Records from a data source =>
☆ ☆ ☆ ☆ ☆
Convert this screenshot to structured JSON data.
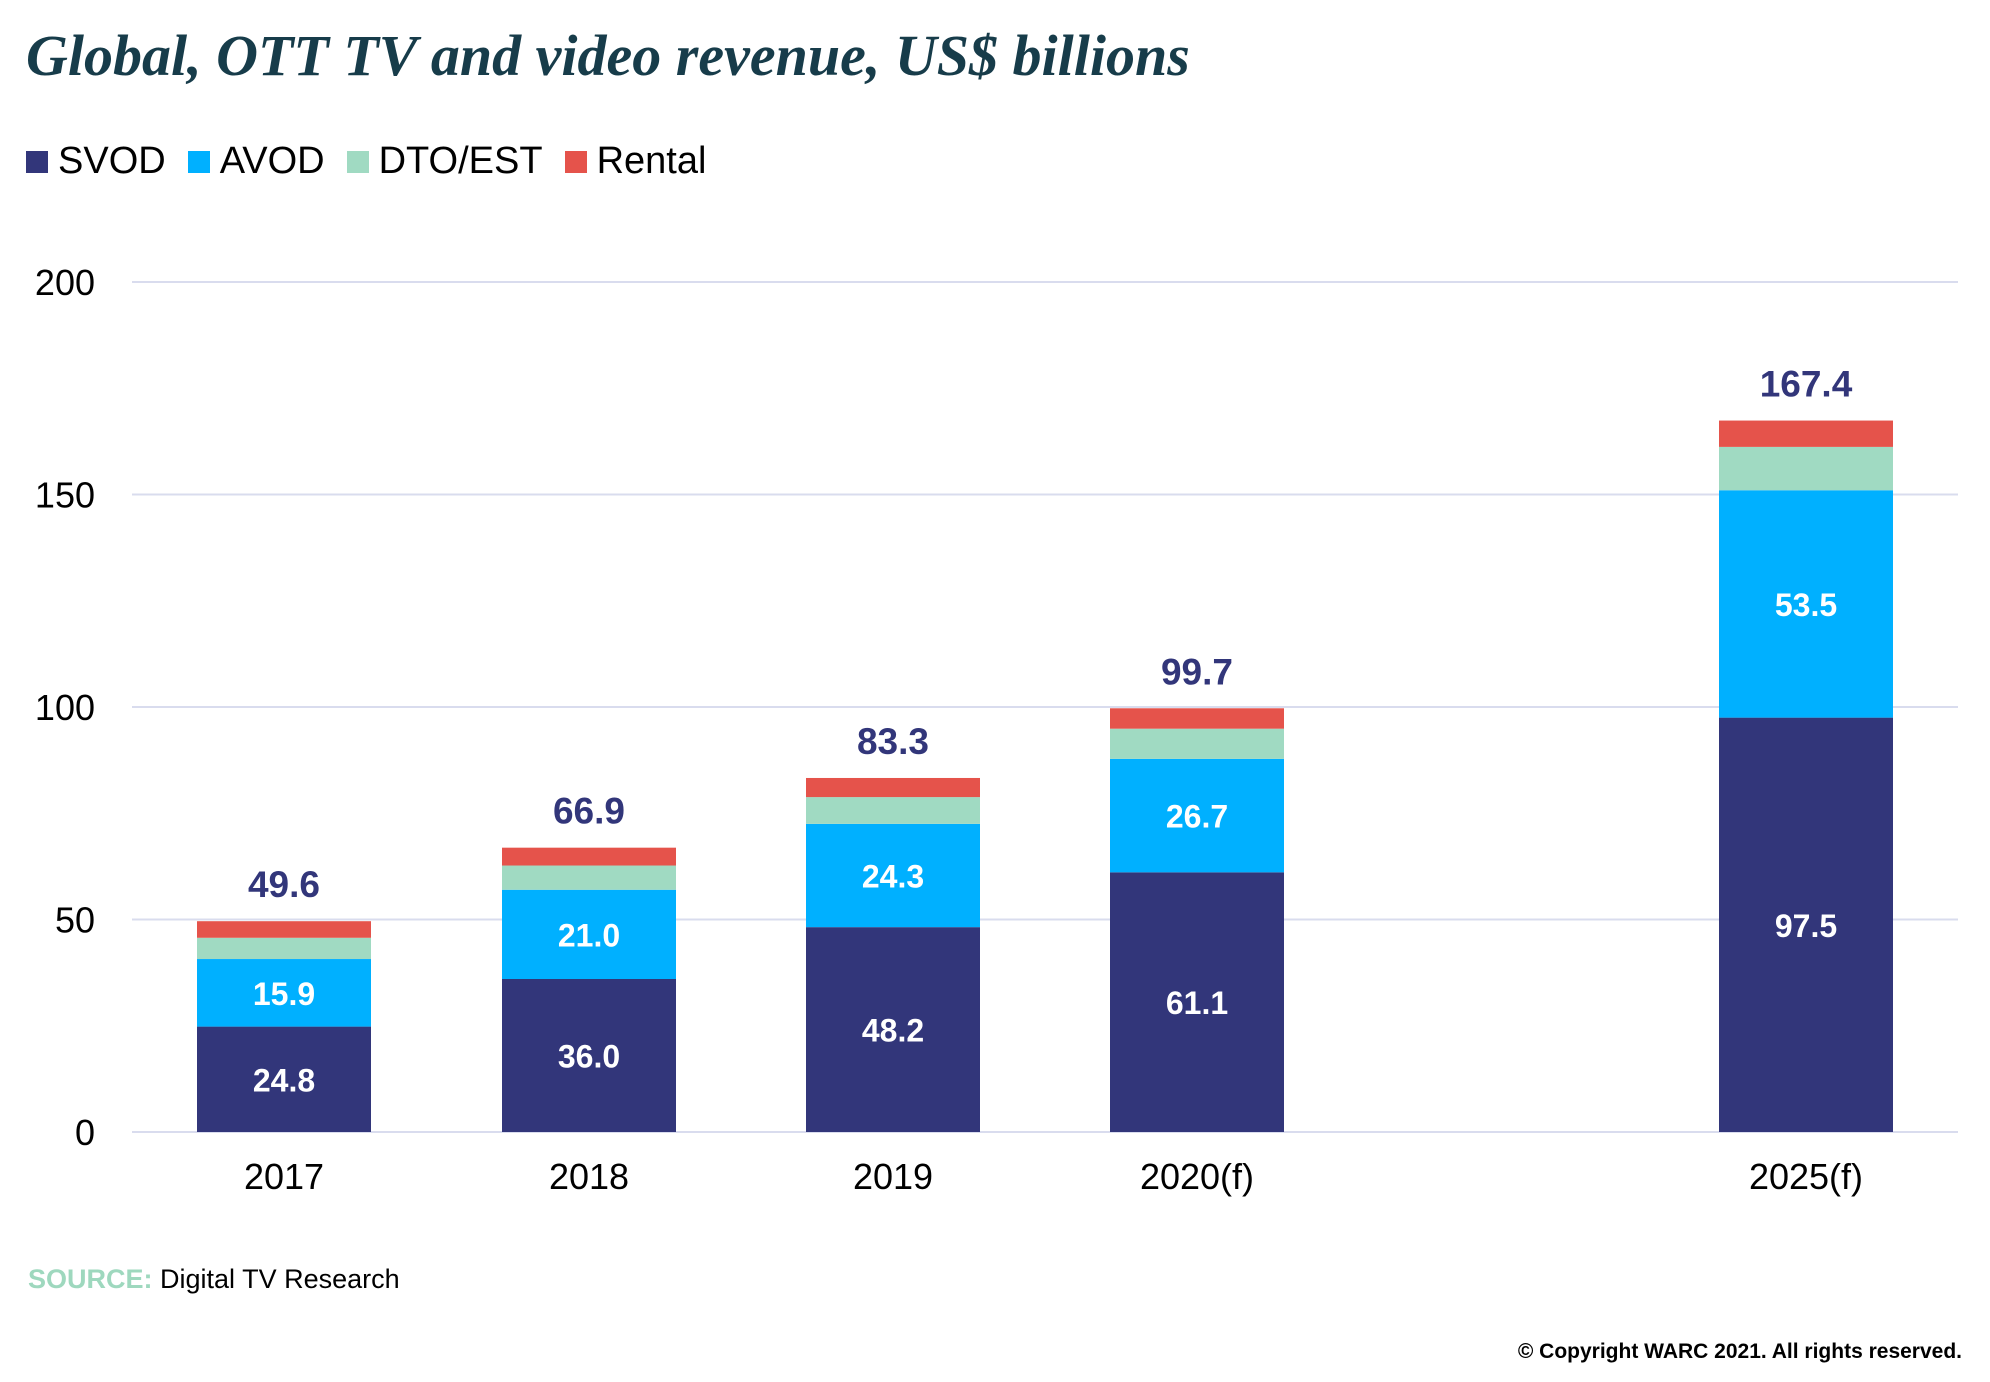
{
  "title": "Global, OTT TV and video revenue, US$ billions",
  "source": {
    "label": "SOURCE:",
    "text": "Digital TV Research"
  },
  "copyright": "© Copyright WARC 2021. All rights reserved.",
  "colors": {
    "SVOD": "#32367a",
    "AVOD": "#00b0ff",
    "DTO/EST": "#a0dac2",
    "Rental": "#e5534b",
    "total_label": "#32367a",
    "grid": "#d9dcee",
    "title": "#173c4a"
  },
  "chart_data": {
    "type": "bar",
    "stacked": true,
    "title": "Global, OTT TV and video revenue, US$ billions",
    "xlabel": "",
    "ylabel": "",
    "ylim": [
      0,
      200
    ],
    "yticks": [
      "0",
      "50",
      "100",
      "150",
      "200"
    ],
    "grid": true,
    "legend_position": "top-left",
    "categories": [
      "2017",
      "2018",
      "2019",
      "2020(f)",
      "2025(f)"
    ],
    "series": [
      {
        "name": "SVOD",
        "values": [
          24.8,
          36.0,
          48.2,
          61.1,
          97.5
        ],
        "labels": [
          "24.8",
          "36.0",
          "48.2",
          "61.1",
          "97.5"
        ]
      },
      {
        "name": "AVOD",
        "values": [
          15.9,
          21.0,
          24.3,
          26.7,
          53.5
        ],
        "labels": [
          "15.9",
          "21.0",
          "24.3",
          "26.7",
          "53.5"
        ]
      },
      {
        "name": "DTO/EST",
        "values": [
          5.0,
          5.7,
          6.3,
          7.1,
          10.2
        ]
      },
      {
        "name": "Rental",
        "values": [
          3.9,
          4.2,
          4.5,
          4.8,
          6.2
        ]
      }
    ],
    "totals": [
      "49.6",
      "66.9",
      "83.3",
      "99.7",
      "167.4"
    ]
  }
}
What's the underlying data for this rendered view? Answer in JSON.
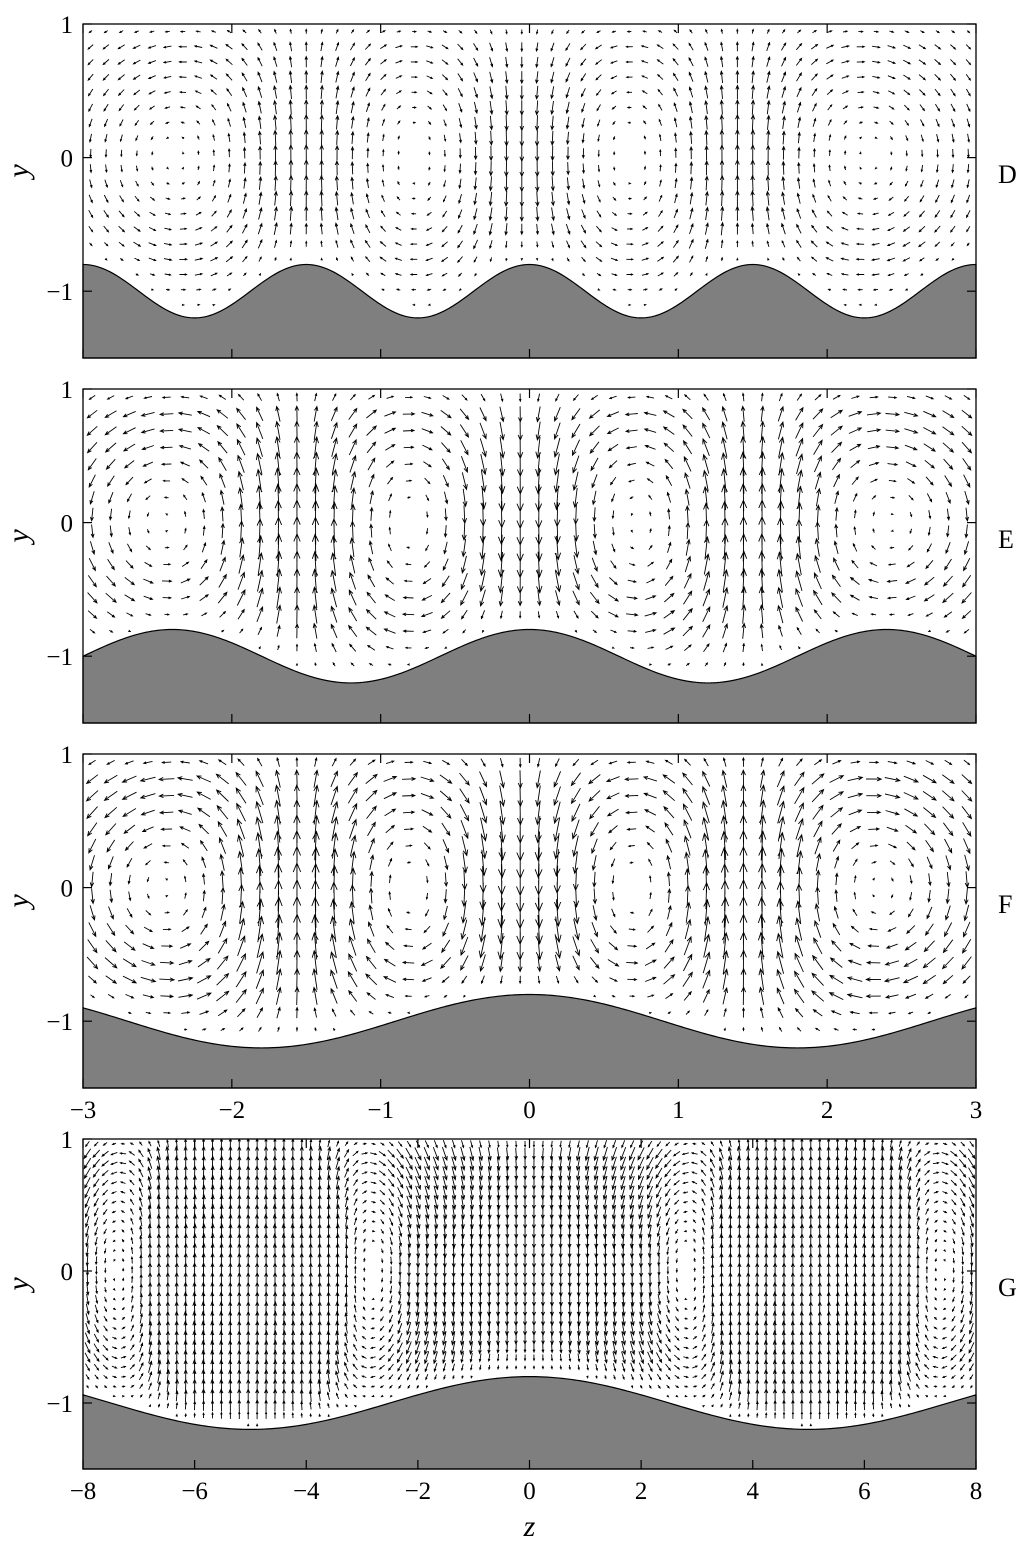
{
  "chart_data": [
    {
      "type": "quiver",
      "panel_label": "D",
      "xlim": [
        -3,
        3
      ],
      "ylim": [
        -1.5,
        1
      ],
      "ylabel": "y",
      "yticks": [
        -1,
        0,
        1
      ],
      "ytick_labels": [
        "−1",
        "0",
        "1"
      ],
      "xticks": [
        -3,
        -2,
        -1,
        0,
        1,
        2,
        3
      ],
      "xtick_labels": [],
      "wall": {
        "mean": -1,
        "amplitude": 0.2,
        "wavelength": 1.5,
        "phase_crest_z": 0,
        "fill": "#7f7f7f"
      },
      "vortex_centers_z": [
        -2.2,
        -0.8,
        0.7,
        2.1
      ],
      "vortex_center_y": 0.0,
      "arrow_grid": {
        "nz": 58,
        "ny": 22,
        "scale": 1.0
      }
    },
    {
      "type": "quiver",
      "panel_label": "E",
      "xlim": [
        -3,
        3
      ],
      "ylim": [
        -1.5,
        1
      ],
      "ylabel": "y",
      "yticks": [
        -1,
        0,
        1
      ],
      "ytick_labels": [
        "−1",
        "0",
        "1"
      ],
      "xticks": [
        -3,
        -2,
        -1,
        0,
        1,
        2,
        3
      ],
      "xtick_labels": [],
      "wall": {
        "mean": -1,
        "amplitude": 0.2,
        "wavelength": 2.4,
        "phase_crest_z": 0,
        "fill": "#7f7f7f"
      },
      "vortex_centers_z": [
        -2.3,
        -0.8,
        0.7,
        2.3
      ],
      "vortex_center_y": 0.0,
      "arrow_grid": {
        "nz": 48,
        "ny": 20,
        "scale": 1.4
      }
    },
    {
      "type": "quiver",
      "panel_label": "F",
      "xlim": [
        -3,
        3
      ],
      "ylim": [
        -1.5,
        1
      ],
      "ylabel": "y",
      "yticks": [
        -1,
        0,
        1
      ],
      "ytick_labels": [
        "−1",
        "0",
        "1"
      ],
      "xticks": [
        -3,
        -2,
        -1,
        0,
        1,
        2,
        3
      ],
      "xtick_labels": [
        "−3",
        "−2",
        "−1",
        "0",
        "1",
        "2",
        "3"
      ],
      "wall": {
        "mean": -1,
        "amplitude": 0.2,
        "wavelength": 3.6,
        "phase_crest_z": 0,
        "fill": "#7f7f7f"
      },
      "vortex_centers_z": [
        -2.3,
        -0.8,
        0.7,
        2.2
      ],
      "vortex_center_y": 0.0,
      "arrow_grid": {
        "nz": 48,
        "ny": 20,
        "scale": 1.6
      }
    },
    {
      "type": "quiver",
      "panel_label": "G",
      "xlim": [
        -8,
        8
      ],
      "ylim": [
        -1.5,
        1
      ],
      "ylabel": "y",
      "xlabel": "z",
      "yticks": [
        -1,
        0,
        1
      ],
      "ytick_labels": [
        "−1",
        "0",
        "1"
      ],
      "xticks": [
        -8,
        -6,
        -4,
        -2,
        0,
        2,
        4,
        6,
        8
      ],
      "xtick_labels": [
        "−8",
        "−6",
        "−4",
        "−2",
        "0",
        "2",
        "4",
        "6",
        "8"
      ],
      "wall": {
        "mean": -1,
        "amplitude": 0.2,
        "wavelength": 10,
        "phase_crest_z": 0,
        "fill": "#7f7f7f"
      },
      "vortex_centers_z": [
        -5.9,
        -4.3,
        4.3,
        5.9
      ],
      "vortex_center_y": 0.0,
      "arrow_grid": {
        "nz": 100,
        "ny": 34,
        "scale": 1.0
      }
    }
  ]
}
☆ ☆ ☆ ☆ ☆
PROBLEM TO WORK ON =>
Give back the entries verbatim. Do not include any picture.

CORRECT RESPONSE =>
Convert this screenshot to structured JSON data.
{
  "title": "Global, OTT TV and video revenue, US$ billions",
  "source": {
    "label": "SOURCE:",
    "text": "Digital TV Research"
  },
  "copyright": "© Copyright WARC 2021. All rights reserved.",
  "colors": {
    "SVOD": "#32367a",
    "AVOD": "#00b0ff",
    "DTO/EST": "#a0dac2",
    "Rental": "#e5534b",
    "total_label": "#32367a",
    "grid": "#d9dcee",
    "title": "#173c4a"
  },
  "chart_data": {
    "type": "bar",
    "stacked": true,
    "title": "Global, OTT TV and video revenue, US$ billions",
    "xlabel": "",
    "ylabel": "",
    "ylim": [
      0,
      200
    ],
    "yticks": [
      "0",
      "50",
      "100",
      "150",
      "200"
    ],
    "grid": true,
    "legend_position": "top-left",
    "categories": [
      "2017",
      "2018",
      "2019",
      "2020(f)",
      "2025(f)"
    ],
    "series": [
      {
        "name": "SVOD",
        "values": [
          24.8,
          36.0,
          48.2,
          61.1,
          97.5
        ],
        "labels": [
          "24.8",
          "36.0",
          "48.2",
          "61.1",
          "97.5"
        ]
      },
      {
        "name": "AVOD",
        "values": [
          15.9,
          21.0,
          24.3,
          26.7,
          53.5
        ],
        "labels": [
          "15.9",
          "21.0",
          "24.3",
          "26.7",
          "53.5"
        ]
      },
      {
        "name": "DTO/EST",
        "values": [
          5.0,
          5.7,
          6.3,
          7.1,
          10.2
        ]
      },
      {
        "name": "Rental",
        "values": [
          3.9,
          4.2,
          4.5,
          4.8,
          6.2
        ]
      }
    ],
    "totals": [
      "49.6",
      "66.9",
      "83.3",
      "99.7",
      "167.4"
    ]
  }
}
What's the underlying data for this rendered view? Answer in JSON.
{
  "chart_data": [
    {
      "type": "quiver",
      "panel_label": "D",
      "xlim": [
        -3,
        3
      ],
      "ylim": [
        -1.5,
        1
      ],
      "ylabel": "y",
      "yticks": [
        -1,
        0,
        1
      ],
      "ytick_labels": [
        "−1",
        "0",
        "1"
      ],
      "xticks": [
        -3,
        -2,
        -1,
        0,
        1,
        2,
        3
      ],
      "xtick_labels": [],
      "wall": {
        "mean": -1,
        "amplitude": 0.2,
        "wavelength": 1.5,
        "phase_crest_z": 0,
        "fill": "#7f7f7f"
      },
      "vortex_centers_z": [
        -2.2,
        -0.8,
        0.7,
        2.1
      ],
      "vortex_center_y": 0.0,
      "arrow_grid": {
        "nz": 58,
        "ny": 22,
        "scale": 1.0
      }
    },
    {
      "type": "quiver",
      "panel_label": "E",
      "xlim": [
        -3,
        3
      ],
      "ylim": [
        -1.5,
        1
      ],
      "ylabel": "y",
      "yticks": [
        -1,
        0,
        1
      ],
      "ytick_labels": [
        "−1",
        "0",
        "1"
      ],
      "xticks": [
        -3,
        -2,
        -1,
        0,
        1,
        2,
        3
      ],
      "xtick_labels": [],
      "wall": {
        "mean": -1,
        "amplitude": 0.2,
        "wavelength": 2.4,
        "phase_crest_z": 0,
        "fill": "#7f7f7f"
      },
      "vortex_centers_z": [
        -2.3,
        -0.8,
        0.7,
        2.3
      ],
      "vortex_center_y": 0.0,
      "arrow_grid": {
        "nz": 48,
        "ny": 20,
        "scale": 1.4
      }
    },
    {
      "type": "quiver",
      "panel_label": "F",
      "xlim": [
        -3,
        3
      ],
      "ylim": [
        -1.5,
        1
      ],
      "ylabel": "y",
      "yticks": [
        -1,
        0,
        1
      ],
      "ytick_labels": [
        "−1",
        "0",
        "1"
      ],
      "xticks": [
        -3,
        -2,
        -1,
        0,
        1,
        2,
        3
      ],
      "xtick_labels": [
        "−3",
        "−2",
        "−1",
        "0",
        "1",
        "2",
        "3"
      ],
      "wall": {
        "mean": -1,
        "amplitude": 0.2,
        "wavelength": 3.6,
        "phase_crest_z": 0,
        "fill": "#7f7f7f"
      },
      "vortex_centers_z": [
        -2.3,
        -0.8,
        0.7,
        2.2
      ],
      "vortex_center_y": 0.0,
      "arrow_grid": {
        "nz": 48,
        "ny": 20,
        "scale": 1.6
      }
    },
    {
      "type": "quiver",
      "panel_label": "G",
      "xlim": [
        -8,
        8
      ],
      "ylim": [
        -1.5,
        1
      ],
      "ylabel": "y",
      "xlabel": "z",
      "yticks": [
        -1,
        0,
        1
      ],
      "ytick_labels": [
        "−1",
        "0",
        "1"
      ],
      "xticks": [
        -8,
        -6,
        -4,
        -2,
        0,
        2,
        4,
        6,
        8
      ],
      "xtick_labels": [
        "−8",
        "−6",
        "−4",
        "−2",
        "0",
        "2",
        "4",
        "6",
        "8"
      ],
      "wall": {
        "mean": -1,
        "amplitude": 0.2,
        "wavelength": 10,
        "phase_crest_z": 0,
        "fill": "#7f7f7f"
      },
      "vortex_centers_z": [
        -5.9,
        -4.3,
        4.3,
        5.9
      ],
      "vortex_center_y": 0.0,
      "arrow_grid": {
        "nz": 100,
        "ny": 34,
        "scale": 1.0
      }
    }
  ]
}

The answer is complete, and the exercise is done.